Filter this data down to the lines that hold "copies", and copy them.

******************************

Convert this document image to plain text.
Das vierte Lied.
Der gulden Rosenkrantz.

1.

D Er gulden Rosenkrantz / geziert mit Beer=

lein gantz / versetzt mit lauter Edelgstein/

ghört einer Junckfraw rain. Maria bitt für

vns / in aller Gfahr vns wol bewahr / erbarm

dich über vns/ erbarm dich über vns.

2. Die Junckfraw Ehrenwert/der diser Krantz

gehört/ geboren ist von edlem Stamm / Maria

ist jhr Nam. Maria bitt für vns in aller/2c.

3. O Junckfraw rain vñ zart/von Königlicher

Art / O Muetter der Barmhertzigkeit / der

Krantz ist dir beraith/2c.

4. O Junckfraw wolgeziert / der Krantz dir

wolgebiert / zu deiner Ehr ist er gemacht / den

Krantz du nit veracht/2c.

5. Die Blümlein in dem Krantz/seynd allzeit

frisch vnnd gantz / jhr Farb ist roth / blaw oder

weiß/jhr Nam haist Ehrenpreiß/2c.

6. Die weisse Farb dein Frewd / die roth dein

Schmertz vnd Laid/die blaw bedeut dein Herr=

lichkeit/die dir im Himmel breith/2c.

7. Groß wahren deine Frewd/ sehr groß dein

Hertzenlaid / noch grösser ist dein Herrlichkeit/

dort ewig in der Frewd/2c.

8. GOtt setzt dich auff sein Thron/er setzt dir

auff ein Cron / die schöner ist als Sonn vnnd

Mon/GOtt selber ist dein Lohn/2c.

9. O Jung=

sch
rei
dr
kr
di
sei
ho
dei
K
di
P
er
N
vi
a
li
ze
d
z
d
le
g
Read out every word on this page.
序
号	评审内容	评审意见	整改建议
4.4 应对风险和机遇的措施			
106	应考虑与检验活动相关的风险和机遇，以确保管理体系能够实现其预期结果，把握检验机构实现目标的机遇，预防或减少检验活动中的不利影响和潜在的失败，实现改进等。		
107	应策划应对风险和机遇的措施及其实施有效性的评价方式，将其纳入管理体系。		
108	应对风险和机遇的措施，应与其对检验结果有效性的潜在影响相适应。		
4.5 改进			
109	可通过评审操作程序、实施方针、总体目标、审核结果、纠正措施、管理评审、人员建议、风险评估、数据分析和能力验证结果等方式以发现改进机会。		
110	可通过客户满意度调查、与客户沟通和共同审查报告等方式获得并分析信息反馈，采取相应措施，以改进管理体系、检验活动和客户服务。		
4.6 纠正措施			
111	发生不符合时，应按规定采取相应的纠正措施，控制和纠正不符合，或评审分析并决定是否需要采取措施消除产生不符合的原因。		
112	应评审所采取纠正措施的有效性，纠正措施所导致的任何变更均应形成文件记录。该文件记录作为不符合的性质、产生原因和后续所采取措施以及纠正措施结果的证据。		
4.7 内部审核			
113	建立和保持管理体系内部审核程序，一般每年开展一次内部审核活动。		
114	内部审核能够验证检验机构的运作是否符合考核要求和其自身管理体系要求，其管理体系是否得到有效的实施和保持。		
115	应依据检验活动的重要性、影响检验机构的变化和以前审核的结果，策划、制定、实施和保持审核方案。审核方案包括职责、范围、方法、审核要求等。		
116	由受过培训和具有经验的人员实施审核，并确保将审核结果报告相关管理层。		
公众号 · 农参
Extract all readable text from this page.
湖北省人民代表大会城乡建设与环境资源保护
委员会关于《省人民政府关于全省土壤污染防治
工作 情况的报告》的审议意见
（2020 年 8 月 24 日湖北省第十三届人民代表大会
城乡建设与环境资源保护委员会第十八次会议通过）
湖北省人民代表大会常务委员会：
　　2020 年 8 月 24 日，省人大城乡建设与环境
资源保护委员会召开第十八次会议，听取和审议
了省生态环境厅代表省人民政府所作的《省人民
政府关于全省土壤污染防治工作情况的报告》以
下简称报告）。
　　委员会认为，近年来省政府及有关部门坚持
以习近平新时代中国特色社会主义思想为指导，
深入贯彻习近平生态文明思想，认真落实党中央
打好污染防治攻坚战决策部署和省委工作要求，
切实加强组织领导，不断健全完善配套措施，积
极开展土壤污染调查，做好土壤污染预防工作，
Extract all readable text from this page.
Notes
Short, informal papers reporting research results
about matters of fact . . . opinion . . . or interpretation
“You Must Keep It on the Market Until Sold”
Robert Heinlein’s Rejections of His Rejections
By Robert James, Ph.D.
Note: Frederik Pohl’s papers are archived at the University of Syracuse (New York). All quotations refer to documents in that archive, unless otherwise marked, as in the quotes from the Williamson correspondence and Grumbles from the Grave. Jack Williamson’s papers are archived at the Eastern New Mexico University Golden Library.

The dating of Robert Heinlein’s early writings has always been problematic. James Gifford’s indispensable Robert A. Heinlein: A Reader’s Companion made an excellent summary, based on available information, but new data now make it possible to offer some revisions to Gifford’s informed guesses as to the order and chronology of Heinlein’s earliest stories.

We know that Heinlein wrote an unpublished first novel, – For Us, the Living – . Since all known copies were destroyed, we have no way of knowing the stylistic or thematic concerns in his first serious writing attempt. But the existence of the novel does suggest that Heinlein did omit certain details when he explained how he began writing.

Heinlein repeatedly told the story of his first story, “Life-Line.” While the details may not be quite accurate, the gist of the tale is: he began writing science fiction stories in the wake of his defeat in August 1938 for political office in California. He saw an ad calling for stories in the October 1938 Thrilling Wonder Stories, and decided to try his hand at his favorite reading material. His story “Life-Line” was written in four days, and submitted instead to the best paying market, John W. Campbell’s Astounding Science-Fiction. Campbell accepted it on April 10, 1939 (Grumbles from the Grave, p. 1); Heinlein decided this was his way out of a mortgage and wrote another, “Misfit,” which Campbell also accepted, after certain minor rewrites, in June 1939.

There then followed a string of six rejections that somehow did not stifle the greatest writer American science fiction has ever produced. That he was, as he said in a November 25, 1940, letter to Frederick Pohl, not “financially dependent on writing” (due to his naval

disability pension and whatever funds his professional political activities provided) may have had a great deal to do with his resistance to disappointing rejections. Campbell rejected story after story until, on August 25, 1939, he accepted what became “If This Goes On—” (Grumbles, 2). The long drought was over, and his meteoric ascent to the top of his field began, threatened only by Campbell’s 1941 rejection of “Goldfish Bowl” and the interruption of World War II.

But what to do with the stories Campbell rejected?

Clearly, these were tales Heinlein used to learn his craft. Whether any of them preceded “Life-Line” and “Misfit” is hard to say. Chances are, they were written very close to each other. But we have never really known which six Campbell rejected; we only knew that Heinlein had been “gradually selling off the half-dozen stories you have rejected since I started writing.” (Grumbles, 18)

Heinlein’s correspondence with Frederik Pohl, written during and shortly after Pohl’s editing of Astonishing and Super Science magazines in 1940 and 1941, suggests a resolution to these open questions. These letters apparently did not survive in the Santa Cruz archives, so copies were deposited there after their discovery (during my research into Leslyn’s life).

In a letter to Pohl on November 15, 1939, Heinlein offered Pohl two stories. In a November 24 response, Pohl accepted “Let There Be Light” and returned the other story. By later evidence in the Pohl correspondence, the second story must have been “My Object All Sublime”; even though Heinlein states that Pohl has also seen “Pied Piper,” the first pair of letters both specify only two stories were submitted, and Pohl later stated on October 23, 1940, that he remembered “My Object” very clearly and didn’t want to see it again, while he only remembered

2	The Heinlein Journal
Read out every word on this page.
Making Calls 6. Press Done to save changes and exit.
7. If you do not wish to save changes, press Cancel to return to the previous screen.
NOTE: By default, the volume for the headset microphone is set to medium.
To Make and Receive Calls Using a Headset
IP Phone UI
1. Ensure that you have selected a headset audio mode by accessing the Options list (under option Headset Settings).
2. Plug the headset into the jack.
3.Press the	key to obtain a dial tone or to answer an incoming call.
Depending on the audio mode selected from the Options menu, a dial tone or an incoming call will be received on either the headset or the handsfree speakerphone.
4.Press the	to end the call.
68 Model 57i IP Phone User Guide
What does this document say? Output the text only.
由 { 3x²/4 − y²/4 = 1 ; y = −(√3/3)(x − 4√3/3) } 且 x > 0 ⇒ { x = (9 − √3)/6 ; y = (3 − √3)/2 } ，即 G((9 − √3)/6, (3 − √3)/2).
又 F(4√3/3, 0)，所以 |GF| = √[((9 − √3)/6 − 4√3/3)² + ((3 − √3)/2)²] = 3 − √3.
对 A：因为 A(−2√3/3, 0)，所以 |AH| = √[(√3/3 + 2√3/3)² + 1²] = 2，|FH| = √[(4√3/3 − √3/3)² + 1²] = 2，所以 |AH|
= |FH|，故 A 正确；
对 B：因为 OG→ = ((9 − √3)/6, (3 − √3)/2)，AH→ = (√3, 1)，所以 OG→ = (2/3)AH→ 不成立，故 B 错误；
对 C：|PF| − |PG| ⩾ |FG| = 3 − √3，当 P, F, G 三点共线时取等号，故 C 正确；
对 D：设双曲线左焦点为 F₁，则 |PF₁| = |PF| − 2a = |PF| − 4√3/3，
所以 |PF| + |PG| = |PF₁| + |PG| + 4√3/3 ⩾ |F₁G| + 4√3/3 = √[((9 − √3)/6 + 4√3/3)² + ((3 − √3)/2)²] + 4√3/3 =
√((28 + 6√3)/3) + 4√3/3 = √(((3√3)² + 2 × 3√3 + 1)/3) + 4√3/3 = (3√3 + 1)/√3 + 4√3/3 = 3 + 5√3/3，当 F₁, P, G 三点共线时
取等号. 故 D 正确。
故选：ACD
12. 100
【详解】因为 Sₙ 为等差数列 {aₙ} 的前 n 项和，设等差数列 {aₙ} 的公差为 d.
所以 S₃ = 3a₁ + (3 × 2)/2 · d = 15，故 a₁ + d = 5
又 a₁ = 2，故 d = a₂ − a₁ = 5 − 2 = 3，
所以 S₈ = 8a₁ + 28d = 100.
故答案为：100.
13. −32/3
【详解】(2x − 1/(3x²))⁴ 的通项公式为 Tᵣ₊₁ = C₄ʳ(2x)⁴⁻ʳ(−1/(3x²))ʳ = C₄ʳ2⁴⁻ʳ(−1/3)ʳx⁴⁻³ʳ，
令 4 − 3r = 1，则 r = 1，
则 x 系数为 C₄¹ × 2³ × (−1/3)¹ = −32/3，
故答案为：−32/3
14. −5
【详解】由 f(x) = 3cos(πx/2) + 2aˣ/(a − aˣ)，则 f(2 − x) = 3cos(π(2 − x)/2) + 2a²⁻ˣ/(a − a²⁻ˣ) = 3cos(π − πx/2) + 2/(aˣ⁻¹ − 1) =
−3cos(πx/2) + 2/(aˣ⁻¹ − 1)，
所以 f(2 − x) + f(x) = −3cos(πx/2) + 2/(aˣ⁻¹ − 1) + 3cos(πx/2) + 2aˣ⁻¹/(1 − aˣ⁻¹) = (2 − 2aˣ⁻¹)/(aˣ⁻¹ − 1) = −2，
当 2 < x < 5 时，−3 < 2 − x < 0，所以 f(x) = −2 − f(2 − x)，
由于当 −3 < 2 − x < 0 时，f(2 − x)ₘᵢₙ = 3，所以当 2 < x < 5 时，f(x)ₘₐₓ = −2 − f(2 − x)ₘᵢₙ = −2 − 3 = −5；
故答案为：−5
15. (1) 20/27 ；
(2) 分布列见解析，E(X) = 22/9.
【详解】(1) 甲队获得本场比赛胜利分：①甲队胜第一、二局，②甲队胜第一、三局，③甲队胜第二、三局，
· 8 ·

******************************

[IN RESPONSE]
We know that Heinlein wrote an unpublished first novel, – For Us, the Living – . Since all known copies were destroyed, we have no way of knowing the stylistic or thematic concerns in his first serious writing attempt. But the existence of the novel does suggest that Heinlein did omit certain details when he explained how he began writing.
Heinlein’s correspondence with Frederik Pohl, written during and shortly after Pohl’s editing of Astonishing and Super Science magazines in 1940 and 1941, suggests a resolution to these open questions. These letters apparently did not survive in the Santa Cruz archives, so copies were deposited there after their discovery (during my research into Leslyn’s life).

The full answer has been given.